Task data:
* * * * * * *
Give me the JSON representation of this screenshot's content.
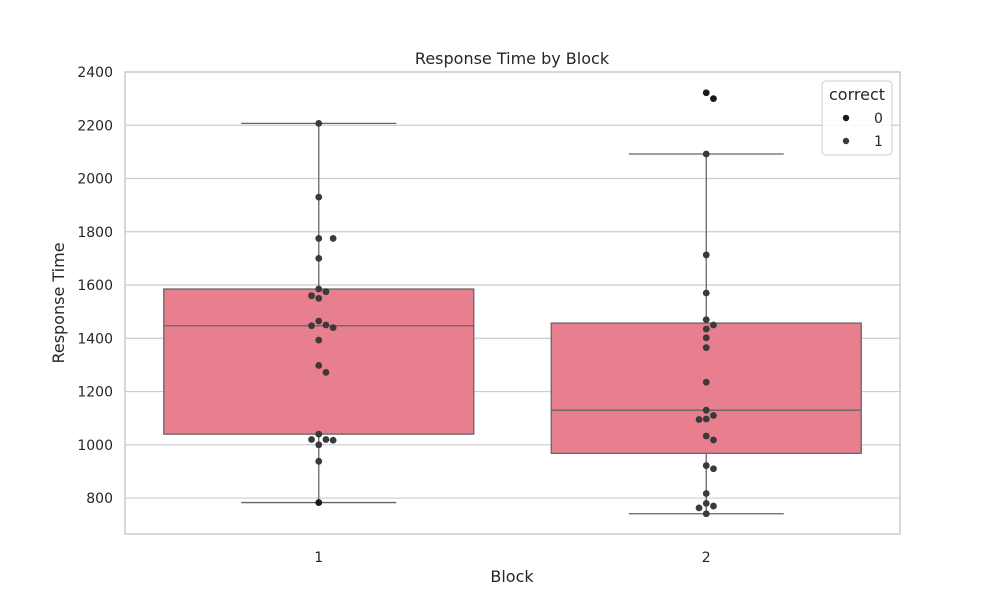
{
  "chart_data": {
    "type": "box",
    "title": "Response Time by Block",
    "xlabel": "Block",
    "ylabel": "Response Time",
    "categories": [
      "1",
      "2"
    ],
    "ylim": [
      665,
      2400
    ],
    "yticks": [
      800,
      1000,
      1200,
      1400,
      1600,
      1800,
      2000,
      2200,
      2400
    ],
    "grid": true,
    "legend": {
      "title": "correct",
      "entries": [
        "0",
        "1"
      ],
      "placement": "top-right"
    },
    "colors": {
      "box": "#e87f8f",
      "box_edge": "#666666",
      "point_0": "#1a1a1a",
      "point_1": "#3a3a3a",
      "grid": "#cccccc",
      "frame": "#cccccc"
    },
    "boxes": [
      {
        "category": "1",
        "whisker_low": 783,
        "q1": 1040,
        "median": 1447,
        "q3": 1585,
        "whisker_high": 2207
      },
      {
        "category": "2",
        "whisker_low": 741,
        "q1": 968,
        "median": 1130,
        "q3": 1457,
        "whisker_high": 2092
      }
    ],
    "points": [
      {
        "category": "1",
        "correct": "0",
        "values": [
          783
        ]
      },
      {
        "category": "1",
        "correct": "1",
        "values": [
          2207,
          1930,
          1775,
          1775,
          1700,
          1585,
          1575,
          1560,
          1550,
          1465,
          1450,
          1447,
          1440,
          1393,
          1298,
          1272,
          1040,
          1020,
          1020,
          1017,
          1000,
          938
        ]
      },
      {
        "category": "2",
        "correct": "0",
        "values": [
          2322,
          2300
        ]
      },
      {
        "category": "2",
        "correct": "1",
        "values": [
          2092,
          1713,
          1570,
          1470,
          1450,
          1435,
          1402,
          1365,
          1235,
          1130,
          1110,
          1097,
          1095,
          1033,
          1018,
          922,
          910,
          817,
          780,
          770,
          763,
          741
        ]
      }
    ]
  }
}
* * * * * * *
Exercise requirements:
Where a line contains "Response", copy that line.

Written answer:
    "title": "Response Time by Block",
    "ylabel": "Response Time",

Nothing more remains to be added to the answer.